WHAT TO PRODUCE:
Retype all the entries word for word, but omit the pictures.

DATA LISTING:
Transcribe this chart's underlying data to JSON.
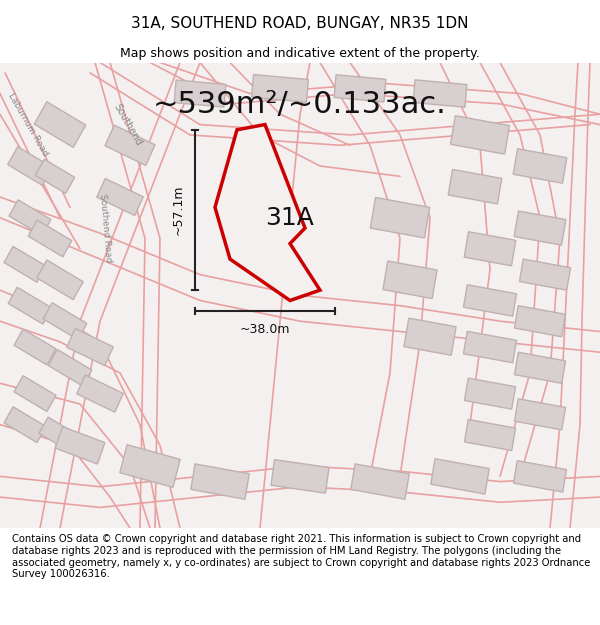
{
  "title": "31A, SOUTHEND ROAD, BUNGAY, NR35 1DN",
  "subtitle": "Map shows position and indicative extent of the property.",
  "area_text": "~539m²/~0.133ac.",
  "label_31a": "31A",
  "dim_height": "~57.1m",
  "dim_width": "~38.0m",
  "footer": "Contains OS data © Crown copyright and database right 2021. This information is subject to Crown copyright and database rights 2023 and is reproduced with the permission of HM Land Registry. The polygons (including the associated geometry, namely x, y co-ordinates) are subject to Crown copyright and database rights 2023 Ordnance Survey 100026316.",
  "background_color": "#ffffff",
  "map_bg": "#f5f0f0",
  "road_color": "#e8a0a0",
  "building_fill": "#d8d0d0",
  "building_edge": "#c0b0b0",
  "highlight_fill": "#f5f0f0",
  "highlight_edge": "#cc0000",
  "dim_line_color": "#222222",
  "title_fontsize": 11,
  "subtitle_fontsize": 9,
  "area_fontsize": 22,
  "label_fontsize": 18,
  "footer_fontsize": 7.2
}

THE OUTPUT:
Transcribe this chart's underlying data to JSON.
{
  "title": "31A, SOUTHEND ROAD, BUNGAY, NR35 1DN",
  "subtitle": "Map shows position and indicative extent of the property.",
  "area_text": "~539m²/~0.133ac.",
  "label_31a": "31A",
  "dim_height": "~57.1m",
  "dim_width": "~38.0m",
  "footer": "Contains OS data © Crown copyright and database right 2021. This information is subject to Crown copyright and database rights 2023 and is reproduced with the permission of HM Land Registry. The polygons (including the associated geometry, namely x, y co-ordinates) are subject to Crown copyright and database rights 2023 Ordnance Survey 100026316.",
  "background_color": "#ffffff",
  "map_bg": "#f5f0f0",
  "road_color": "#e8a0a0",
  "building_fill": "#d8d0d0",
  "building_edge": "#c0b0b0",
  "highlight_fill": "#f5f0f0",
  "highlight_edge": "#cc0000",
  "dim_line_color": "#222222",
  "title_fontsize": 11,
  "subtitle_fontsize": 9,
  "area_fontsize": 22,
  "label_fontsize": 18,
  "footer_fontsize": 7.2
}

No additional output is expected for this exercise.